Data excerpts:

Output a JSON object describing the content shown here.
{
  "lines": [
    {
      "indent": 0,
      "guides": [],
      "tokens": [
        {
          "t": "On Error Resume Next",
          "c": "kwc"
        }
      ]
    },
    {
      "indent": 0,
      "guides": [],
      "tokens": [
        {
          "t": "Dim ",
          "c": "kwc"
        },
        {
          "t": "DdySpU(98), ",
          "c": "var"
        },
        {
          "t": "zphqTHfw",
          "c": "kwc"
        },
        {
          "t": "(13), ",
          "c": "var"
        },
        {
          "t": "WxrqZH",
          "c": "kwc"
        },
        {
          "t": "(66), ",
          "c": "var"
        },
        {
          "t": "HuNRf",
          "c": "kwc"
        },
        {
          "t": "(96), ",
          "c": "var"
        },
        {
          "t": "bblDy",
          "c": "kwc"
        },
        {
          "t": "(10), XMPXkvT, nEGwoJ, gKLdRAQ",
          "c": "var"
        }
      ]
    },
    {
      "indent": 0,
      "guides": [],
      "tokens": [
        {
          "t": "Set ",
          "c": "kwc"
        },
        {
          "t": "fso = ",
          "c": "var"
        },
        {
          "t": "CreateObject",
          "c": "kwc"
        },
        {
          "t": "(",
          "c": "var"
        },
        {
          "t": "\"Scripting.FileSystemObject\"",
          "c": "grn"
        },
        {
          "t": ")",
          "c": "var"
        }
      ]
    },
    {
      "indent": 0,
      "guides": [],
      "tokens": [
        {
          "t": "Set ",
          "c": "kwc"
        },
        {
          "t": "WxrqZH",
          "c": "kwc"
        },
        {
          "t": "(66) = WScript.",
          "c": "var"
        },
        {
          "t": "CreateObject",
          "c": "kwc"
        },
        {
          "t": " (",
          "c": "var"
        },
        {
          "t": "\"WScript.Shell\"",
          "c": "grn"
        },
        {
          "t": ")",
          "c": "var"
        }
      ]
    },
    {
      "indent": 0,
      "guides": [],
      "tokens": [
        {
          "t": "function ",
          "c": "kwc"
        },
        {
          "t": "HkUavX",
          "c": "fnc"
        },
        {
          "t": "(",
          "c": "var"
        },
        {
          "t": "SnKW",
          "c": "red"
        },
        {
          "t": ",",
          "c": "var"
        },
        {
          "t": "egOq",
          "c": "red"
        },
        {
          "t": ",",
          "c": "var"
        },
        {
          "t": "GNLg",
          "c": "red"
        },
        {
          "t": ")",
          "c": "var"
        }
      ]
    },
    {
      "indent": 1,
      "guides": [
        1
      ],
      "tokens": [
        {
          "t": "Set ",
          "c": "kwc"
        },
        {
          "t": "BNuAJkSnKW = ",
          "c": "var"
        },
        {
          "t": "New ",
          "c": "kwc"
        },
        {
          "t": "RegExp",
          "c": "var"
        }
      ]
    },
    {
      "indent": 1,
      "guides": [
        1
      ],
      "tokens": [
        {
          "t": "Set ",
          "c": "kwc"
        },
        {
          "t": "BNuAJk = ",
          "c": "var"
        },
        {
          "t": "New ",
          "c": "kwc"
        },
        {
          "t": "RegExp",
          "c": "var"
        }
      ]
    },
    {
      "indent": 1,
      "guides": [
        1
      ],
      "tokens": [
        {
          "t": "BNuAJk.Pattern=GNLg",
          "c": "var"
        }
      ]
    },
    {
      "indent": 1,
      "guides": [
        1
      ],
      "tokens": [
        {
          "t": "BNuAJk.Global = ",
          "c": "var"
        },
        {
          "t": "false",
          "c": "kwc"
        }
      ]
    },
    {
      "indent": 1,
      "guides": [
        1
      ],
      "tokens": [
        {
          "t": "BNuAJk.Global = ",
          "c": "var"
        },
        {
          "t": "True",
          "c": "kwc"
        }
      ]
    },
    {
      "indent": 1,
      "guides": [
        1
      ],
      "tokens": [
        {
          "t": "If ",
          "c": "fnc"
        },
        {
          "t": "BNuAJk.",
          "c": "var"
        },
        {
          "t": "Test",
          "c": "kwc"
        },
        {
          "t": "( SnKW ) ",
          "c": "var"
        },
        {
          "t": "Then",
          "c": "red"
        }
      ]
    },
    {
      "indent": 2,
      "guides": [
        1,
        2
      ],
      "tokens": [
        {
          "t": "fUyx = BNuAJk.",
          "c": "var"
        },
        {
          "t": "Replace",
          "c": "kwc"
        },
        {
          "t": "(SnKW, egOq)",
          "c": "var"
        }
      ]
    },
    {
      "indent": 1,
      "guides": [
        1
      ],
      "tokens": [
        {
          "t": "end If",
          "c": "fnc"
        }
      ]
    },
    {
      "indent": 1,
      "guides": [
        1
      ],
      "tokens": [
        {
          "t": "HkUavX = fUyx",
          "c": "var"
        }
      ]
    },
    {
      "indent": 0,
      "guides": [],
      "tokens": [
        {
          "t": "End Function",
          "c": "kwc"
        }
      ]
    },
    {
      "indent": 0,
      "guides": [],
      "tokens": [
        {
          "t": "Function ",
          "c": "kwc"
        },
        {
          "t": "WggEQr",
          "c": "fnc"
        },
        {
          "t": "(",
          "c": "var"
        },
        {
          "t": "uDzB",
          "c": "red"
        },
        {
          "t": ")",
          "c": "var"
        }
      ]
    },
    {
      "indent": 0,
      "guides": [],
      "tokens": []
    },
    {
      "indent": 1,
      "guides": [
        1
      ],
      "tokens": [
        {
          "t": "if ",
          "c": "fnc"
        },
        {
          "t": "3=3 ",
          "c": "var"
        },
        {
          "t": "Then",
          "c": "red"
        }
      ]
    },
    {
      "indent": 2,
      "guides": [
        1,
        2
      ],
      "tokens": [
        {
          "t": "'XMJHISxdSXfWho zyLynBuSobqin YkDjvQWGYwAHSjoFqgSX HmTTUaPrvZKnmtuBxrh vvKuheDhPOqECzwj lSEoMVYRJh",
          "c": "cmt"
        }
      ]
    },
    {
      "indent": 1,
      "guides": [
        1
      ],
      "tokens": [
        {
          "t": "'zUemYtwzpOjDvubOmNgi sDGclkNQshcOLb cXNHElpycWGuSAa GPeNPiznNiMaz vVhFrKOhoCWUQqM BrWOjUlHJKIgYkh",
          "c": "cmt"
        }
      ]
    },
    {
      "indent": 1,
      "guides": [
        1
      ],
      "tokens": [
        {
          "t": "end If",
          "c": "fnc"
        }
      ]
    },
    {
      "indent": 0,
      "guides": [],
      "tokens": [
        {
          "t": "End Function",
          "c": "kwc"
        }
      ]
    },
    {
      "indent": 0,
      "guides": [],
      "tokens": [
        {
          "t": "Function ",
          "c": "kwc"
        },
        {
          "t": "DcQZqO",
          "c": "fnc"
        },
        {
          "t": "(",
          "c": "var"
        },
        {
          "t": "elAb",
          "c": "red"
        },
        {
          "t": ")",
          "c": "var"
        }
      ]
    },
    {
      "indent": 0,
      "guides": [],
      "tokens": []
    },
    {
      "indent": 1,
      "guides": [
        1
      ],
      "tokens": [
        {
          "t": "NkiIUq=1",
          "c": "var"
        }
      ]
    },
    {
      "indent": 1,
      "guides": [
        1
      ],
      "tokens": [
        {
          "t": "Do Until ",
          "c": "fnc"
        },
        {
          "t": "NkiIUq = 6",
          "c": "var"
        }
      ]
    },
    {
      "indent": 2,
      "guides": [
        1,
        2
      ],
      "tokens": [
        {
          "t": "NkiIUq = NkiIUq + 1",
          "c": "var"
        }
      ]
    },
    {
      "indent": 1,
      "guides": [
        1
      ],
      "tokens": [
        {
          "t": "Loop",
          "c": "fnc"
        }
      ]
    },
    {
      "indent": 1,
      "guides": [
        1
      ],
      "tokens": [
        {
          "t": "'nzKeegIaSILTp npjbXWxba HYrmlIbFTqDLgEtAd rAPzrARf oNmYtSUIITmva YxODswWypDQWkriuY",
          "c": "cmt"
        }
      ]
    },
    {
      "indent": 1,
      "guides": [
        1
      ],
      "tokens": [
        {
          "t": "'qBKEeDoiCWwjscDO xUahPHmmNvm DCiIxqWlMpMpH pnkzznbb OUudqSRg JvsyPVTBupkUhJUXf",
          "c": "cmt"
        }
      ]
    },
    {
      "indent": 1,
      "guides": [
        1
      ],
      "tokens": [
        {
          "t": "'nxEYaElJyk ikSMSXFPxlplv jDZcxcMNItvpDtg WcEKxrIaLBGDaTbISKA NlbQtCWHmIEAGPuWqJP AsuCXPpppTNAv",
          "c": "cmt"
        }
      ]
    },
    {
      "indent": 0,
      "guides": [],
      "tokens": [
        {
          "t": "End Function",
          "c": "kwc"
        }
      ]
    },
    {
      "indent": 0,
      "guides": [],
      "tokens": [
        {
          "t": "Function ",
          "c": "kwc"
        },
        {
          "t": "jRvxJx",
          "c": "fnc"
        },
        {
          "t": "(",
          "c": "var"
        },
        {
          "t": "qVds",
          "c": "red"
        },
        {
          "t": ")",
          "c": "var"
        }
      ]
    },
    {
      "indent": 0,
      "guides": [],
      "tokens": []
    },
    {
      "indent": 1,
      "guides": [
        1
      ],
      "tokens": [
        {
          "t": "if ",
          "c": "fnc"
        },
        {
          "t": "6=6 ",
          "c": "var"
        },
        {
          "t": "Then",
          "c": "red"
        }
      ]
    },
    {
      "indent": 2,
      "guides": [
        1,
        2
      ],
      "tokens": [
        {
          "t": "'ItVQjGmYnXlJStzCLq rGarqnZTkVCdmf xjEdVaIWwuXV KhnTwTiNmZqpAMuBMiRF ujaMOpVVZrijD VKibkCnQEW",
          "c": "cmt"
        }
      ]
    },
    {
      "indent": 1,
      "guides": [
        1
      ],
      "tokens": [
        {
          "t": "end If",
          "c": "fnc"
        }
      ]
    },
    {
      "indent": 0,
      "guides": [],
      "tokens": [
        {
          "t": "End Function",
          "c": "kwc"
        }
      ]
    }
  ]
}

Exercise goal: Copy each line of the listing in which the word "NkiIUq" can be found.

Result below:
          "t": "NkiIUq=1",
          "t": "NkiIUq = 6",
          "t": "NkiIUq = NkiIUq + 1",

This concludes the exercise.